LISTED ENTRIES:
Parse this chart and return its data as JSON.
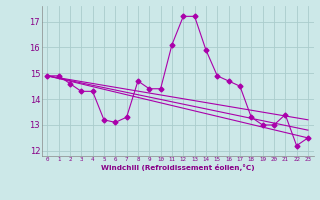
{
  "xlabel": "Windchill (Refroidissement éolien,°C)",
  "ylabel": "",
  "background_color": "#cce8e8",
  "grid_color": "#aacccc",
  "line_color": "#aa00aa",
  "xlim": [
    -0.5,
    23.5
  ],
  "ylim": [
    11.8,
    17.6
  ],
  "yticks": [
    12,
    13,
    14,
    15,
    16,
    17
  ],
  "xticks": [
    0,
    1,
    2,
    3,
    4,
    5,
    6,
    7,
    8,
    9,
    10,
    11,
    12,
    13,
    14,
    15,
    16,
    17,
    18,
    19,
    20,
    21,
    22,
    23
  ],
  "series1_x": [
    0,
    1,
    2,
    3,
    4,
    5,
    6,
    7,
    8,
    9,
    10,
    11,
    12,
    13,
    14,
    15,
    16,
    17,
    18,
    19,
    20,
    21,
    22,
    23
  ],
  "series1_y": [
    14.9,
    14.9,
    14.6,
    14.3,
    14.3,
    13.2,
    13.1,
    13.3,
    14.7,
    14.4,
    14.4,
    16.1,
    17.2,
    17.2,
    15.9,
    14.9,
    14.7,
    14.5,
    13.3,
    13.0,
    13.0,
    13.4,
    12.2,
    12.5
  ],
  "series2_x": [
    0,
    23
  ],
  "series2_y": [
    14.9,
    12.5
  ],
  "series3_x": [
    0,
    23
  ],
  "series3_y": [
    14.9,
    13.2
  ],
  "series4_x": [
    0,
    23
  ],
  "series4_y": [
    14.9,
    12.8
  ]
}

WORK REQUIRED: Give the material again exactly as it is, but keep the pictures out.

SOLUTION:
Parse this chart and return its data as JSON.
{
  "xlabel": "Windchill (Refroidissement éolien,°C)",
  "ylabel": "",
  "background_color": "#cce8e8",
  "grid_color": "#aacccc",
  "line_color": "#aa00aa",
  "xlim": [
    -0.5,
    23.5
  ],
  "ylim": [
    11.8,
    17.6
  ],
  "yticks": [
    12,
    13,
    14,
    15,
    16,
    17
  ],
  "xticks": [
    0,
    1,
    2,
    3,
    4,
    5,
    6,
    7,
    8,
    9,
    10,
    11,
    12,
    13,
    14,
    15,
    16,
    17,
    18,
    19,
    20,
    21,
    22,
    23
  ],
  "series1_x": [
    0,
    1,
    2,
    3,
    4,
    5,
    6,
    7,
    8,
    9,
    10,
    11,
    12,
    13,
    14,
    15,
    16,
    17,
    18,
    19,
    20,
    21,
    22,
    23
  ],
  "series1_y": [
    14.9,
    14.9,
    14.6,
    14.3,
    14.3,
    13.2,
    13.1,
    13.3,
    14.7,
    14.4,
    14.4,
    16.1,
    17.2,
    17.2,
    15.9,
    14.9,
    14.7,
    14.5,
    13.3,
    13.0,
    13.0,
    13.4,
    12.2,
    12.5
  ],
  "series2_x": [
    0,
    23
  ],
  "series2_y": [
    14.9,
    12.5
  ],
  "series3_x": [
    0,
    23
  ],
  "series3_y": [
    14.9,
    13.2
  ],
  "series4_x": [
    0,
    23
  ],
  "series4_y": [
    14.9,
    12.8
  ]
}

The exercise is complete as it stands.